Supplied passage –
------------------------
Sunday, September 2, 2012

Probability 2 - Conditional expectation

Second post in the series.

Conditional expectation

Given a random variable \(X\) over probability space of \((\Omega, \mathcal{F}, P)\) with \(\mathbb{E}[X]<\infty\) we  define conditional expectation \( Y=\mathbb{E} [X|\mathcal{F}_1] \) where \(\mathcal{F}_1 \subset \mathcal{F}\) as follows:

  • It is random variable measurable on \(\mathcal{F}_1\)
  • The following holds for any \(A\in\mathcal{F}_1,  \mathbb{E}[Y \mathbb{1}_{A}]=\mathbb{E}[X\mathbb{1}_{A}]\)

What does those conditions imply?

Lets begin with the first condition. The measurability on \(\mathcal{F}_1\) is the requirement that the level sets, \(\{ \omega \mid \mathbb{E} [X|\mathcal{F}_1](\omega) \leq \alpha; \forall \alpha \in \mathbb{R}\}\), of the random variable in a question, are in \(\mathcal{F}_1\).

To get a feeling of what’s going on, I think of \( \mathbb{E} [X|\mathcal{F}_1] \) as a steps function over sets in \(\mathcal{F}_1\). The justification comes from the fact that any measurable function can be approximated as the limit of a sequence of steps functions. When I say “steps function” I refer to a function defined as \(\sum_{A \in \mathcal{F}} \alpha_{A} \mathbb{1}_A\) usually called “simple function” (that notion should be familiar from Lebesgue integration theory).
------------------------
Dataset rows –

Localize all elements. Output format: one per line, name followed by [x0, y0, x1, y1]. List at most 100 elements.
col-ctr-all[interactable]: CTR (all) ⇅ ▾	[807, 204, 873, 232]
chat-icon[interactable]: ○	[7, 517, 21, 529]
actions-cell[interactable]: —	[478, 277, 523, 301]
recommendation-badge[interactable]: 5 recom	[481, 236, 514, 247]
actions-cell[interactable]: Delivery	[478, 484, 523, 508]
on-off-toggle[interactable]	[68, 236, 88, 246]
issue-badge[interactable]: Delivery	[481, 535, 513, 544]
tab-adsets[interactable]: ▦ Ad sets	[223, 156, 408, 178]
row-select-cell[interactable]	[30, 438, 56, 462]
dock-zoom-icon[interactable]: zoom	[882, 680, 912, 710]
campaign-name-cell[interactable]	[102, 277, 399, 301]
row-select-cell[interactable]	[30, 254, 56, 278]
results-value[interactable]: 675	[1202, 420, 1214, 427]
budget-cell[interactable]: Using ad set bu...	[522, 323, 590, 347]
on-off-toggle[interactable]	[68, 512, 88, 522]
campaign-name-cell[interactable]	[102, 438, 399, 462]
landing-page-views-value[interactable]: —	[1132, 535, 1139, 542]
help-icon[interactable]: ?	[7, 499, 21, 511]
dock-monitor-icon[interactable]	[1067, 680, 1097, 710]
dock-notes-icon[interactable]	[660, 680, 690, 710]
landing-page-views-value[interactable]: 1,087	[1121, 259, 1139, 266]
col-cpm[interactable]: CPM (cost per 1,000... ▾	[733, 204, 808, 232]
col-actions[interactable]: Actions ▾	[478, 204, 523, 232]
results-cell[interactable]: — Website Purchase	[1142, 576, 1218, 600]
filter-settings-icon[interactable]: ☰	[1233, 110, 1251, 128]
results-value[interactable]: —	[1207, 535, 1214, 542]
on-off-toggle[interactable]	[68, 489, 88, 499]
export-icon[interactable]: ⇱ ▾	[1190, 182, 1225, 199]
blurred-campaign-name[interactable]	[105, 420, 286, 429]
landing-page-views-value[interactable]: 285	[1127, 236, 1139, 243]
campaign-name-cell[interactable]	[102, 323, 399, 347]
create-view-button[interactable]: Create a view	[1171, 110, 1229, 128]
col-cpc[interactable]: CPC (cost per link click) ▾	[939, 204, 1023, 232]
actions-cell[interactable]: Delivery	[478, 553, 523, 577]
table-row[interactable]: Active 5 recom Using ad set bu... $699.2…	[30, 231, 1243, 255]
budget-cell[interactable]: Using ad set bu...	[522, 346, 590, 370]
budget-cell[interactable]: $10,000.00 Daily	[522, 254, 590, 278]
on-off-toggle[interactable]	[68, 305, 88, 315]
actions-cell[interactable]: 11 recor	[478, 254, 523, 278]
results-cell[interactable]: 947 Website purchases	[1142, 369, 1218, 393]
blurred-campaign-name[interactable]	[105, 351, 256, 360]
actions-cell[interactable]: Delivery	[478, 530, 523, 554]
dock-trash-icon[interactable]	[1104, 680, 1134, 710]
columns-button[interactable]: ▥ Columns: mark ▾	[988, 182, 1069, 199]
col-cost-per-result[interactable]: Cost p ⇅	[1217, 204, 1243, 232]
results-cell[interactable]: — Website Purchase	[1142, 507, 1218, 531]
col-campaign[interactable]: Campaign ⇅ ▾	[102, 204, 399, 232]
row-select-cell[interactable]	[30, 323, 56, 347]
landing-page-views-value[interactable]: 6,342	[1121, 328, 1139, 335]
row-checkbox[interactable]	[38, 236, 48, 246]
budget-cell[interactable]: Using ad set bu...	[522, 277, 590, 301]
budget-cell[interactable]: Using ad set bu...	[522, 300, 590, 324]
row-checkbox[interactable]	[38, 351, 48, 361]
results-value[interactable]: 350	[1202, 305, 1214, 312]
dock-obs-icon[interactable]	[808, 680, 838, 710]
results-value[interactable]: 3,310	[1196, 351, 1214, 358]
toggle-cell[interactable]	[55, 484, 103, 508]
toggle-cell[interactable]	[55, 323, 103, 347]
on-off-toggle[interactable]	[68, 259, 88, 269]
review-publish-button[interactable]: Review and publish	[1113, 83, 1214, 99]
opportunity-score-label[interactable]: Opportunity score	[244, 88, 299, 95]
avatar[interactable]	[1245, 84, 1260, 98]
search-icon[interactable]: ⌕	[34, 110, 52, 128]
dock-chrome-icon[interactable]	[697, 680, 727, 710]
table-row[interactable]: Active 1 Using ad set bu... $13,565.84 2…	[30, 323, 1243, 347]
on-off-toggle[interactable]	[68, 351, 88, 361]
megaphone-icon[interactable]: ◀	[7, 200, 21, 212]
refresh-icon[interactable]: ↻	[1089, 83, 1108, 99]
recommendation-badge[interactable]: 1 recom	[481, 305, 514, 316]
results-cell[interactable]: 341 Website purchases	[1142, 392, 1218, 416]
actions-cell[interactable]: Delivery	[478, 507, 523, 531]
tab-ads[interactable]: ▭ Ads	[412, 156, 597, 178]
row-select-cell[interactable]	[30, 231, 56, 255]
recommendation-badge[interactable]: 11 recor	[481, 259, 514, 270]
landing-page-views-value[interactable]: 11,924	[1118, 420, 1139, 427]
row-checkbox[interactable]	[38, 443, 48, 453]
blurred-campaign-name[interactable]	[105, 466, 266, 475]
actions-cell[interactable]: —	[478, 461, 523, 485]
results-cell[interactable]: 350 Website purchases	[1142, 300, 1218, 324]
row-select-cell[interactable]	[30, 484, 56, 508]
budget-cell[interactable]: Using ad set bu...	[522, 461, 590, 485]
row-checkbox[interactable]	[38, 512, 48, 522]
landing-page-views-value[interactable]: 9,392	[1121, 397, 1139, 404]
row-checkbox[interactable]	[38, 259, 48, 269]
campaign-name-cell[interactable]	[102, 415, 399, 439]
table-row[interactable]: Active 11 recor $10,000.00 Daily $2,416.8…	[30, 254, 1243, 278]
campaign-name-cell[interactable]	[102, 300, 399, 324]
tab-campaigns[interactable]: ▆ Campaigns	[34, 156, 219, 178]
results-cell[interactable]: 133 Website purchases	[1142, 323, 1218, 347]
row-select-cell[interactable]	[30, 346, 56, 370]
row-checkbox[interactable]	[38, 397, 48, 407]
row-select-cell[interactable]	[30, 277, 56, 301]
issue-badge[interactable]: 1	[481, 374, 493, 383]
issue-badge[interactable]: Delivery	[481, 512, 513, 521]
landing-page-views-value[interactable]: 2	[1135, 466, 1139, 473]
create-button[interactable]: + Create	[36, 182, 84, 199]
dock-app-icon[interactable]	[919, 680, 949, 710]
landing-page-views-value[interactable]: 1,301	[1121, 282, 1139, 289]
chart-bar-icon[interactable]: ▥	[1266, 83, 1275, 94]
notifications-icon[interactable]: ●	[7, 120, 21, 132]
------------------------
Set task 1 – In the conditional expectation post, what is a "steps function" usually called?
Set task 2 – Put the rows, from the first one through the line containing "438, 56, 462]", into a Markdown table with the columns No. and Content, leaving out blank lines.

Complete output 1 – A simple function.

Complete output 2 –
| No. | Content |
|---|---|
| 1 | Localize all elements. Output format: one per line, name followed by [x0, y0, x1, y1]. List at most 100 elements. |
| 2 | col-ctr-all[interactable]: CTR (all) ⇅ ▾	[807, 204, 873, 232] |
| 3 | chat-icon[interactable]: ○	[7, 517, 21, 529] |
| 4 | actions-cell[interactable]: —	[478, 277, 523, 301] |
| 5 | recommendation-badge[interactable]: 5 recom	[481, 236, 514, 247] |
| 6 | actions-cell[interactable]: Delivery	[478, 484, 523, 508] |
| 7 | on-off-toggle[interactable]	[68, 236, 88, 246] |
| 8 | issue-badge[interactable]: Delivery	[481, 535, 513, 544] |
| 9 | tab-adsets[interactable]: ▦ Ad sets	[223, 156, 408, 178] |
| 10 | row-select-cell[interactable]	[30, 438, 56, 462] |